### Material to process
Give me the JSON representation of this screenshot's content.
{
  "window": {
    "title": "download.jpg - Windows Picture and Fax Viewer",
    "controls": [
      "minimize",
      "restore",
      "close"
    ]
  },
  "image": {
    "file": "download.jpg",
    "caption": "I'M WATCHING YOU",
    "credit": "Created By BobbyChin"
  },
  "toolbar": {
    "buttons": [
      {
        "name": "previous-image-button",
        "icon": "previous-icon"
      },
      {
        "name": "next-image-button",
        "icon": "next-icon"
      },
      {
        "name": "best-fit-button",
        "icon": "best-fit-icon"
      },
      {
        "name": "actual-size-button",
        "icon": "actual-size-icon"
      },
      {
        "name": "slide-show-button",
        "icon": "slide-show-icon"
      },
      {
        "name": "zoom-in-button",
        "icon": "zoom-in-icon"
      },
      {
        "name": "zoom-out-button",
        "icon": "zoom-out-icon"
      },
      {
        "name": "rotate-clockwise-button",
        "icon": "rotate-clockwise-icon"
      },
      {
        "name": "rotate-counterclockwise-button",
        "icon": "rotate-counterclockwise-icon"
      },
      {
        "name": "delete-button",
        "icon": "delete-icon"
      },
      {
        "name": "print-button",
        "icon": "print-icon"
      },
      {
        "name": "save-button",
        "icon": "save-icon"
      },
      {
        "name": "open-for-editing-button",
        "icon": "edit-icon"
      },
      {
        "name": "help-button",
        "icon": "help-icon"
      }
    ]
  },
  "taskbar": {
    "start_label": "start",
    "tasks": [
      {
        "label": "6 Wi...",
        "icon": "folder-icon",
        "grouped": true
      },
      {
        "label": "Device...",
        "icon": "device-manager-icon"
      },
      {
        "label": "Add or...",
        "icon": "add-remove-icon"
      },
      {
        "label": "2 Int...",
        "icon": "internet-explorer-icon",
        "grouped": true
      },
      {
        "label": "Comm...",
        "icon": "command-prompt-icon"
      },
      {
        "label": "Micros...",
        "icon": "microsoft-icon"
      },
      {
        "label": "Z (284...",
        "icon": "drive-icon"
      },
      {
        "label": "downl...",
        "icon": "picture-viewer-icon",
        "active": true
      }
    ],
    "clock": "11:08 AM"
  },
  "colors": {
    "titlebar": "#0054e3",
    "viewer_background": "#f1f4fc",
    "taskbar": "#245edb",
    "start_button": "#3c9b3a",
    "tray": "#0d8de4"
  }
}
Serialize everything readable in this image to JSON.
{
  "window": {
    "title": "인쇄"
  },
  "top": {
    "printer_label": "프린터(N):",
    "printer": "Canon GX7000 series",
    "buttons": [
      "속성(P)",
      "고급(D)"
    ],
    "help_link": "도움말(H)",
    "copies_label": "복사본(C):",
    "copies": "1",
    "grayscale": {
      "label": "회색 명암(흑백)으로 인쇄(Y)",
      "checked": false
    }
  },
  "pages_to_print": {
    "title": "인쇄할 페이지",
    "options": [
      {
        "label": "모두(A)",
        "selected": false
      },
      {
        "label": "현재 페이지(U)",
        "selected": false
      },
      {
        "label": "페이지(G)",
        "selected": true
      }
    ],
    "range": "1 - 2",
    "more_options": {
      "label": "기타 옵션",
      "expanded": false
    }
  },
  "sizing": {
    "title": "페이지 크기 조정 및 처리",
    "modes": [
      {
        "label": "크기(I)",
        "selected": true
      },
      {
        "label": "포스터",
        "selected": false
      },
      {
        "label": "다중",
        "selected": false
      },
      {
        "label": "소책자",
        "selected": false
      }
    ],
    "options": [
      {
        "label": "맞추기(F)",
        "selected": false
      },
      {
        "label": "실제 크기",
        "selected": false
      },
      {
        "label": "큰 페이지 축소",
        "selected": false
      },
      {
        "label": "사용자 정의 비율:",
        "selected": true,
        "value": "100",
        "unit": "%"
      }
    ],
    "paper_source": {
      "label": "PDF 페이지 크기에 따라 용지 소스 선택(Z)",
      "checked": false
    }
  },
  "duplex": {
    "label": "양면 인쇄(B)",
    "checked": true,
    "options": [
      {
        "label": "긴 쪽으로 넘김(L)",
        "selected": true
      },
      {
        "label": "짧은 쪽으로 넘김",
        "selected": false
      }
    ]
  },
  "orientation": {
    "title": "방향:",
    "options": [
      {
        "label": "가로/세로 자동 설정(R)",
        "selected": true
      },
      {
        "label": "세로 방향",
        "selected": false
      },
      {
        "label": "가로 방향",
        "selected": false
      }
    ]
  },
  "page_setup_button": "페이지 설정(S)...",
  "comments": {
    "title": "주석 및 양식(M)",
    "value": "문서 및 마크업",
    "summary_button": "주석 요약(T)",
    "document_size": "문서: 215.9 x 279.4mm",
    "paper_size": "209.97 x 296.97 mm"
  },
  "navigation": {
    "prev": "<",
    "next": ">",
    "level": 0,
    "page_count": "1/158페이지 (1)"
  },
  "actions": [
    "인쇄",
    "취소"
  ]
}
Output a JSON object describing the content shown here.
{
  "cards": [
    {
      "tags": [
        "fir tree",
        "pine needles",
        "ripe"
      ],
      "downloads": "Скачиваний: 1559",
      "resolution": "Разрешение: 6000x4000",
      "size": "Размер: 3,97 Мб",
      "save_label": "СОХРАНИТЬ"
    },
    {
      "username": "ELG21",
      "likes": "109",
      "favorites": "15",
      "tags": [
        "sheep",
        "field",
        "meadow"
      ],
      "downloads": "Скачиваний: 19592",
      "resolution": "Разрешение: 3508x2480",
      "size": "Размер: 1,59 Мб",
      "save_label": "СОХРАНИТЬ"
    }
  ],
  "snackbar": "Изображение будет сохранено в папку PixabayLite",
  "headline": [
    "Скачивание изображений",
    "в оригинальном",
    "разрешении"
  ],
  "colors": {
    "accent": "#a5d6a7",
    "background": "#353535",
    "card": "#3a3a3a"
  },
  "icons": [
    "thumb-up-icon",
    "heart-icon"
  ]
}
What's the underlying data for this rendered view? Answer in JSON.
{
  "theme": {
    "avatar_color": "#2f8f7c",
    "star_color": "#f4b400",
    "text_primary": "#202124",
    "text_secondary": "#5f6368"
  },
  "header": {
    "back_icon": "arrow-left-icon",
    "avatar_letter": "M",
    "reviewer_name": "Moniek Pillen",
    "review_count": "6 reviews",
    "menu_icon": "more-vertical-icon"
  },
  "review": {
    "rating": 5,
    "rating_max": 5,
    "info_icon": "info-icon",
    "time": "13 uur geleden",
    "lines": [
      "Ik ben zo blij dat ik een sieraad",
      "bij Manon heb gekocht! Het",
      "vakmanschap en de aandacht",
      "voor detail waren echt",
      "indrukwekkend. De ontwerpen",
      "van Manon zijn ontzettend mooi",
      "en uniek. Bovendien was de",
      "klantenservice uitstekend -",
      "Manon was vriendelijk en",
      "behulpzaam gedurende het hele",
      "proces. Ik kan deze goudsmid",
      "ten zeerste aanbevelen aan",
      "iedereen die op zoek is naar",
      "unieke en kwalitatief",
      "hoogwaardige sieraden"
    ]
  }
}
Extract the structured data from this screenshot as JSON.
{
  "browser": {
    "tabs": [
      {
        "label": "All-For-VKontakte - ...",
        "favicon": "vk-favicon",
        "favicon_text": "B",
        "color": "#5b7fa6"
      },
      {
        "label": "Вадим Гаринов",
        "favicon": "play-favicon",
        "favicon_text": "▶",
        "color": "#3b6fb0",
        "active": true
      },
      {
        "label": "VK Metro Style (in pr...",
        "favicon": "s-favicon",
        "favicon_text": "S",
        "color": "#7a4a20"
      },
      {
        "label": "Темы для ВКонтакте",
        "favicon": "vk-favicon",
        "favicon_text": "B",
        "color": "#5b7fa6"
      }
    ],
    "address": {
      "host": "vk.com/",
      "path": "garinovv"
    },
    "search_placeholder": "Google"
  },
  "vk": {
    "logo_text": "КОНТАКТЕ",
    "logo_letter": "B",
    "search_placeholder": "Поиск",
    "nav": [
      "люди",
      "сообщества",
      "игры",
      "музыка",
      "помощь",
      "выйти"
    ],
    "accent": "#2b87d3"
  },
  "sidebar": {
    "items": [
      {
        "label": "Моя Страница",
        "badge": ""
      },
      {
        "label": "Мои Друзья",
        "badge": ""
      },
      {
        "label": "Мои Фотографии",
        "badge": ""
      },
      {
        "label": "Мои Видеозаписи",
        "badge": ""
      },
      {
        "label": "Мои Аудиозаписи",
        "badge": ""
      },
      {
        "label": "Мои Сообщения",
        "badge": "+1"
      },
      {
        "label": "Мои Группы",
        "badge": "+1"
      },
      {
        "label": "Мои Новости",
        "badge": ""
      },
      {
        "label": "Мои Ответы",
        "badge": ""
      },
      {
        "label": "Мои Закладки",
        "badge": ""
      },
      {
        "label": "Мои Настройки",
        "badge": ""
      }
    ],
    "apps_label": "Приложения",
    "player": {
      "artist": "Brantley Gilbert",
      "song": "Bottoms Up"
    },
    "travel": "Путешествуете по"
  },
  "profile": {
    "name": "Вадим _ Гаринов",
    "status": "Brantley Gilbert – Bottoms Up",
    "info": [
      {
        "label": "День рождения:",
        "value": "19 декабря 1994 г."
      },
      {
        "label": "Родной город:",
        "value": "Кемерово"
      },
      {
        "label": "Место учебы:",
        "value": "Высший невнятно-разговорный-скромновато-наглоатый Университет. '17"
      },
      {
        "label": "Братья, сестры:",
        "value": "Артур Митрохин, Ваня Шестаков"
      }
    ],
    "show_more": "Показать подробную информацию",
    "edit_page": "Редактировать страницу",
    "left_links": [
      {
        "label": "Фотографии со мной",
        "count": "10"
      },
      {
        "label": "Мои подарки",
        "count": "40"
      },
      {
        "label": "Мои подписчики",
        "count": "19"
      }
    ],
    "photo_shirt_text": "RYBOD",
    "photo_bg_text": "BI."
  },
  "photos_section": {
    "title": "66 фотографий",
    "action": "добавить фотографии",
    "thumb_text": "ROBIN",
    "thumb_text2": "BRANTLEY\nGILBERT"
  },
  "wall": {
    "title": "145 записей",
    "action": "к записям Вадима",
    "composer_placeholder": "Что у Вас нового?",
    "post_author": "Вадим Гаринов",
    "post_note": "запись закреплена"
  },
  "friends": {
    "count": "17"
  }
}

### Goal
Copy all lines from the data that hold the word "zoom".

### Response
        "name": "zoom-in-button",
        "icon": "zoom-in-icon"
        "name": "zoom-out-button",
        "icon": "zoom-out-icon"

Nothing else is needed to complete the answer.